— START OF Selected text —
Williams and the NASA and Bigelow Aerospace teams working at Mission Control Center at NASA's Johnson Space Center in Houston successfully deployed the expandable habitat - Bigelow Expandable Activity Module (BEAM) - at the International Space Station during more than seven hours of operations on May 28.

NASA astronaut to step into expandable space habitat

Washington: NASA astronaut Jeff Williams on Monday will enter the first human-rated expandable habitat deployed in space, a technology that could prove beneficial for deep space exploration and commercial low-Earth orbit applications, the US space agency said.

Williams and the NASA and Bigelow Aerospace teams working at Mission Control Center at NASA's Johnson Space Center in Houston successfully deployed the expandable habitat - Bigelow Expandable Activity Module (BEAM) - at the International Space Station during more than seven hours of operations on May 28.

Expandable habitats are designed to take up less room when being launched but provide greater volume for living and working in space once expanded. This first test of an expandable module will allow investigators to gauge how well the habitat performs and specifically, how well it protects against solar radiation, space debris and the temperature extremes of space.

Williams' entry in the module will mark the beginning of a two-year data collection process, NASA said.

He will take an air sample, place caps on the now closed ascent vent valves, install ducting to assist in BEAM's air circulation, retrieve deployment data sensors and manually open the tanks used for pressurisation to ensure all of the air has been released. 

He will then install sensors over the following two days that will be used for the project's primary task of gathering data on how an expandable habitat performs in the thermal environment of space, and how it reacts to radiation, micrometeoroids, and orbital debris.

During BEAM's test period, the module typically will be closed off to the rest of the space station. 

Astronauts will enter the module three to four times each year to collect temperature, pressure and radiation data, and to assess its structural condition. 

As per the current plan, the module will be removed from the ISS after a monitoring period of two years and burn up on a re-entry into Earth's atmosphere.

It was launched on April 8 to the orbiting laboratory aboard a SpaceX Dragon cargo spacecraft from Cape Canaveral Air Force Station in Florida, and was was attached to the ISS's Tranquility module about a week later.

The module measured just over seven feet long and just under 7.75 feet in diametre in its packed configuration. BEAM now measures more than 13 feet long and about 10.5 feet in diametre to create 565 cubic feet of habitable volume, NASA said in the statement on Friday.
— END OF Selected text —
— START OF Listed records —
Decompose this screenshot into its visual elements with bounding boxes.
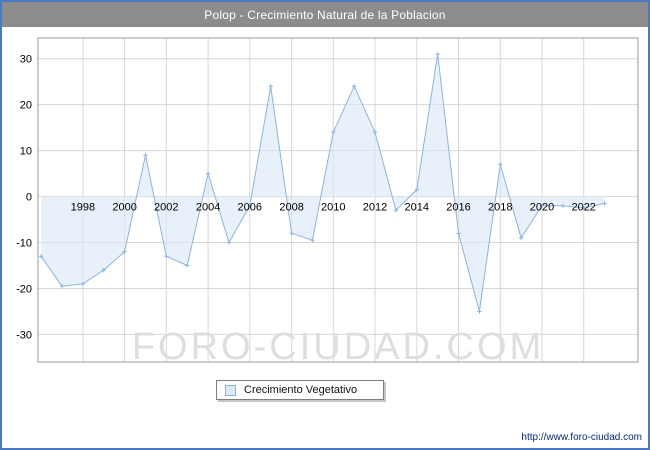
svg-text:2002: 2002 — [154, 202, 178, 214]
legend-label: Crecimiento Vegetativo — [244, 384, 358, 396]
svg-text:2016: 2016 — [446, 202, 470, 214]
svg-text:2012: 2012 — [363, 202, 387, 214]
legend-swatch-icon — [225, 384, 236, 396]
chart-plot: FORO-CIUDAD.COM -30 -20 -10 0 10 20 30 1998 2000 2… — [16, 37, 639, 368]
svg-text:2004: 2004 — [196, 202, 220, 214]
svg-text:2008: 2008 — [279, 202, 303, 214]
svg-text:2018: 2018 — [488, 202, 512, 214]
svg-text:-10: -10 — [16, 238, 32, 250]
svg-text:30: 30 — [20, 54, 32, 66]
svg-text:0: 0 — [26, 192, 32, 204]
svg-text:2006: 2006 — [238, 202, 262, 214]
svg-text:2000: 2000 — [112, 202, 136, 214]
svg-text:2022: 2022 — [571, 202, 595, 214]
svg-text:2020: 2020 — [530, 202, 554, 214]
chart-title: Polop - Crecimiento Natural de la Poblac… — [2, 2, 648, 27]
svg-text:20: 20 — [20, 100, 32, 112]
legend: Crecimiento Vegetativo — [216, 380, 385, 400]
svg-text:-20: -20 — [16, 284, 32, 296]
watermark: FORO-CIUDAD.COM — [132, 326, 544, 368]
svg-text:1998: 1998 — [71, 202, 95, 214]
svg-text:2014: 2014 — [405, 202, 429, 214]
footer-url[interactable]: http://www.foro-ciudad.com — [521, 432, 642, 443]
svg-text:2010: 2010 — [321, 202, 345, 214]
svg-text:-30: -30 — [16, 329, 32, 341]
svg-text:10: 10 — [20, 146, 32, 158]
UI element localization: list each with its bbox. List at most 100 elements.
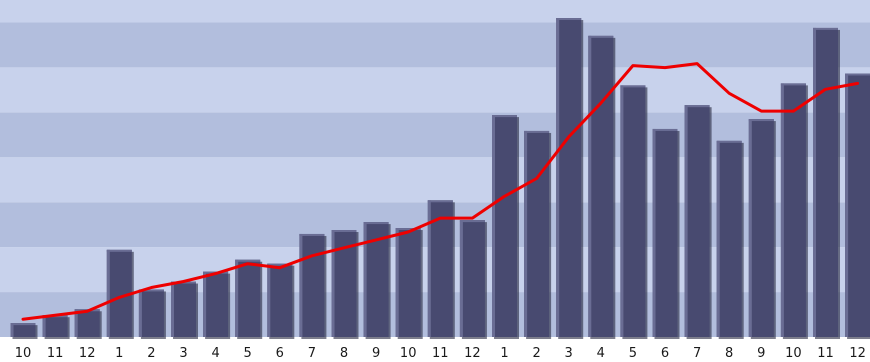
- x-tick-label: 12: [464, 346, 481, 361]
- bar-top-edge: [427, 200, 453, 203]
- bar-highlight: [171, 281, 174, 337]
- bar-top-edge: [106, 249, 132, 252]
- bar: [138, 289, 166, 339]
- bar: [235, 259, 263, 339]
- bar-body: [42, 315, 68, 337]
- bar-highlight: [363, 222, 367, 337]
- bar-body: [652, 128, 678, 337]
- x-tick-label: 7: [693, 346, 701, 361]
- bar-top-edge: [813, 27, 838, 30]
- bar: [459, 220, 487, 339]
- bar-body: [171, 281, 196, 337]
- x-tick-label: 5: [244, 346, 252, 361]
- bar: [748, 119, 776, 339]
- x-tick-label: 10: [15, 346, 32, 361]
- bar-highlight: [620, 85, 624, 337]
- bar-highlight: [524, 130, 528, 337]
- axis-area: [0, 337, 870, 362]
- bar-highlight: [780, 83, 784, 338]
- x-tick-label: 3: [565, 346, 573, 361]
- bar-top-edge: [363, 222, 389, 225]
- bar-body: [267, 263, 293, 337]
- bar-top-edge: [556, 18, 582, 21]
- bar-body: [813, 27, 838, 338]
- bar-highlight: [10, 323, 14, 337]
- x-tick-label: 4: [211, 346, 219, 361]
- bar: [780, 83, 808, 340]
- bar-highlight: [716, 140, 720, 337]
- bar-highlight: [459, 220, 463, 337]
- trend-line: [21, 62, 860, 321]
- bar: [42, 315, 70, 339]
- x-axis-ticks: 10 11 12 1 2 3 4 5 6 7 8 9 10 11 12 1 2 3 4 5 6 7 8 9 10 11 12: [15, 346, 866, 361]
- bar-top-edge: [845, 73, 870, 76]
- bar-highlight: [267, 263, 271, 337]
- x-tick-label: 4: [597, 346, 605, 361]
- bar-highlight: [106, 249, 110, 337]
- bar-highlight: [748, 119, 752, 337]
- bar-highlight: [138, 289, 142, 337]
- bar: [524, 130, 552, 339]
- bar-top-edge: [524, 130, 550, 133]
- grid-band: [0, 22, 870, 68]
- bar-body: [235, 259, 261, 337]
- bar-top-edge: [10, 323, 36, 326]
- x-tick-label: 12: [79, 346, 96, 361]
- x-tick-label: 5: [629, 346, 637, 361]
- bar-top-edge: [588, 35, 614, 38]
- x-tick-label: 9: [757, 346, 765, 361]
- bar-body: [74, 309, 100, 337]
- grid-band: [0, 0, 870, 23]
- x-tick-label: 11: [47, 346, 64, 361]
- x-tick-label: 1: [500, 346, 508, 361]
- bar: [684, 105, 712, 339]
- bar-highlight: [684, 105, 688, 337]
- bar-highlight: [42, 315, 46, 337]
- bar-highlight: [74, 309, 78, 337]
- bar-body: [556, 18, 582, 338]
- x-tick-label: 10: [400, 346, 417, 361]
- bar-body: [138, 289, 164, 337]
- bar-body: [10, 323, 36, 337]
- bar: [10, 323, 38, 339]
- bar-body: [395, 228, 421, 337]
- bar-top-edge: [620, 85, 646, 88]
- bar: [331, 230, 359, 339]
- x-tick-label: 2: [147, 346, 155, 361]
- x-tick-label: 12: [849, 346, 866, 361]
- bar-highlight: [813, 27, 816, 338]
- bar: [395, 228, 423, 339]
- bar: [299, 233, 327, 339]
- bar-body: [716, 140, 742, 337]
- bar-highlight: [331, 230, 335, 337]
- bar-body: [780, 83, 806, 338]
- bar: [171, 281, 198, 339]
- bar-highlight: [299, 233, 303, 337]
- bar-body: [299, 233, 325, 337]
- x-tick-label: 6: [276, 346, 284, 361]
- bar-top-edge: [395, 228, 421, 231]
- grid-band: [0, 67, 870, 113]
- bar-body: [845, 73, 870, 338]
- bar-body: [748, 119, 774, 337]
- trend-line-series: [21, 62, 860, 321]
- bar-top-edge: [138, 289, 164, 292]
- bar-highlight: [652, 128, 656, 337]
- bar-top-edge: [780, 83, 806, 86]
- bar: [620, 85, 648, 339]
- x-tick-label: 9: [372, 346, 380, 361]
- x-tick-label: 2: [532, 346, 540, 361]
- bar: [845, 73, 870, 340]
- bar-body: [203, 271, 229, 337]
- bar-highlight: [492, 115, 495, 337]
- x-tick-label: 7: [308, 346, 316, 361]
- bar-top-edge: [299, 233, 325, 236]
- bar: [652, 128, 680, 339]
- bar: [74, 309, 102, 339]
- bar-highlight: [845, 73, 849, 338]
- bar-top-edge: [459, 220, 485, 223]
- bar: [556, 18, 584, 340]
- x-tick-label: 6: [661, 346, 669, 361]
- bar-body: [588, 35, 614, 337]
— END OF Listed records —
Your goal —
Please copy word for word everything in the expandable habitat text from "He will take" down to "the space station.".

Task response —
He will take an air sample, place caps on the now closed ascent vent valves, install ducting to assist in BEAM's air circulation, retrieve deployment data sensors and manually open the tanks used for pressurisation to ensure all of the air has been released. 

He will then install sensors over the following two days that will be used for the project's primary task of gathering data on how an expandable habitat performs in the thermal environment of space, and how it reacts to radiation, micrometeoroids, and orbital debris.

During BEAM's test period, the module typically will be closed off to the rest of the space station.